YOUR GOAL: Your task is to copy every line of this material exactly.

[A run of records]
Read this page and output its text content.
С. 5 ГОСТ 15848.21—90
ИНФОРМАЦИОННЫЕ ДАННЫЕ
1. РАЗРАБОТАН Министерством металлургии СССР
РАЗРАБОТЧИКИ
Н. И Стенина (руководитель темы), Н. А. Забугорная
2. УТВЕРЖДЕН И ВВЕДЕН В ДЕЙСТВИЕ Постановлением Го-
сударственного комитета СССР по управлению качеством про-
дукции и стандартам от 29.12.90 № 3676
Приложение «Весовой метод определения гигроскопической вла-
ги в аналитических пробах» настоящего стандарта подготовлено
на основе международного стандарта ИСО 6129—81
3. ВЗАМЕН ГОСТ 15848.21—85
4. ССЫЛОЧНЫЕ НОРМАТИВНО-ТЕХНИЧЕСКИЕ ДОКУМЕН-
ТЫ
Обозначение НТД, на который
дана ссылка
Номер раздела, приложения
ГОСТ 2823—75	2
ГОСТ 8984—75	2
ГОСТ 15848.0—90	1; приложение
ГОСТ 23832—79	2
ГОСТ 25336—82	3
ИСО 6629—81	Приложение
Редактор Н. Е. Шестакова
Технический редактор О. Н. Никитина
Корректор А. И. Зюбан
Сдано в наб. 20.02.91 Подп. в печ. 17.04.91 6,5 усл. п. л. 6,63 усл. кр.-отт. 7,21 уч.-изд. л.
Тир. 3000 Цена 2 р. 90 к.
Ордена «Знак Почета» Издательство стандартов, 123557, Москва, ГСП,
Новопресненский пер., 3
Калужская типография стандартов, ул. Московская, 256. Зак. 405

TASK ANSWER:
Read this page and output its text content.
С. 5 ГОСТ 15848.21—90
ИНФОРМАЦИОННЫЕ ДАННЫЕ
1. РАЗРАБОТАН Министерством металлургии СССР
РАЗРАБОТЧИКИ
Н. И Стенина (руководитель темы), Н. А. Забугорная
2. УТВЕРЖДЕН И ВВЕДЕН В ДЕЙСТВИЕ Постановлением Го-
сударственного комитета СССР по управлению качеством про-
дукции и стандартам от 29.12.90 № 3676
Приложение «Весовой метод определения гигроскопической вла-
ги в аналитических пробах» настоящего стандарта подготовлено
на основе международного стандарта ИСО 6129—81
3. ВЗАМЕН ГОСТ 15848.21—85
4. ССЫЛОЧНЫЕ НОРМАТИВНО-ТЕХНИЧЕСКИЕ ДОКУМЕН-
ТЫ
Обозначение НТД, на который
дана ссылка
Номер раздела, приложения
ГОСТ 2823—75	2
ГОСТ 8984—75	2
ГОСТ 15848.0—90	1; приложение
ГОСТ 23832—79	2
ГОСТ 25336—82	3
ИСО 6629—81	Приложение
Редактор Н. Е. Шестакова
Технический редактор О. Н. Никитина
Корректор А. И. Зюбан
Сдано в наб. 20.02.91 Подп. в печ. 17.04.91 6,5 усл. п. л. 6,63 усл. кр.-отт. 7,21 уч.-изд. л.
Тир. 3000 Цена 2 р. 90 к.
Ордена «Знак Почета» Издательство стандартов, 123557, Москва, ГСП,
Новопресненский пер., 3
Калужская типография стандартов, ул. Московская, 256. Зак. 405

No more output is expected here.